[To be done]: What lines of the data hold the string "cual"? Pull each one out.

[Recorded data]
────────────────────
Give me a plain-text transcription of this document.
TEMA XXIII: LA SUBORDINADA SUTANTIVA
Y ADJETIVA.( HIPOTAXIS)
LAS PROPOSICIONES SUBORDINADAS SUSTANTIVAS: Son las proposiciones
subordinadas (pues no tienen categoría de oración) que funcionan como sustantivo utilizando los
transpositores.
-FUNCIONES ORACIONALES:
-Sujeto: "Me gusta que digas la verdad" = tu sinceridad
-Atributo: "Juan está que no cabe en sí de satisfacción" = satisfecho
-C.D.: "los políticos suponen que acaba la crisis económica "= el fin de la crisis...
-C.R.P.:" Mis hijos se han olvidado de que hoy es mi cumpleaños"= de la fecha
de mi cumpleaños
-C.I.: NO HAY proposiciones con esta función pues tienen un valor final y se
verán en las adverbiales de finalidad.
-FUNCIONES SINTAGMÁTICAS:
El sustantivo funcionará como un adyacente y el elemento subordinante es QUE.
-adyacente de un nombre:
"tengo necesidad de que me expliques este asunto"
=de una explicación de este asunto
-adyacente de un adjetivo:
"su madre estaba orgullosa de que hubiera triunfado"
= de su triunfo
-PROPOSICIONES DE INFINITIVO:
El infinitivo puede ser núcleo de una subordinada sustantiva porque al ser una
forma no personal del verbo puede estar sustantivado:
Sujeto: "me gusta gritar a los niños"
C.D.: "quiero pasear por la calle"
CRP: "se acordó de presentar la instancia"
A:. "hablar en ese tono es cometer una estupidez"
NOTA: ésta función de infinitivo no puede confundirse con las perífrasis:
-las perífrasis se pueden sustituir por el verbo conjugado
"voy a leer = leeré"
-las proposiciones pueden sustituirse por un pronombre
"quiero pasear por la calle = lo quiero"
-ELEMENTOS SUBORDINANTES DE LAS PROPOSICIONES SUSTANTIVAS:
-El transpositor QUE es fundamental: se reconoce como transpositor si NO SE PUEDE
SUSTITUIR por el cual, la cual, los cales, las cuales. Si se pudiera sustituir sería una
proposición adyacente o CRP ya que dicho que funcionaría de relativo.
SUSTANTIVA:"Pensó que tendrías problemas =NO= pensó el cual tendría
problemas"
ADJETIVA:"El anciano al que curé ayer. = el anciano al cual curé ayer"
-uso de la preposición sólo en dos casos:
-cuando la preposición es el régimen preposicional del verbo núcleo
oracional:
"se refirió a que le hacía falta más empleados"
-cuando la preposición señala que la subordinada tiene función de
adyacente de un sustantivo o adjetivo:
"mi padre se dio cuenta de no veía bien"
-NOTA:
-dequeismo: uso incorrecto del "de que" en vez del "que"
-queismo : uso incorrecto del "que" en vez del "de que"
────────────────────
[Reply]:
SUSTITUIR por el cual, la cual, los cales, las cuales. Si se pudiera sustituir sería una
SUSTANTIVA:"Pensó que tendrías problemas =NO= pensó el cual tendría
ADJETIVA:"El anciano al que curé ayer. = el anciano al cual curé ayer"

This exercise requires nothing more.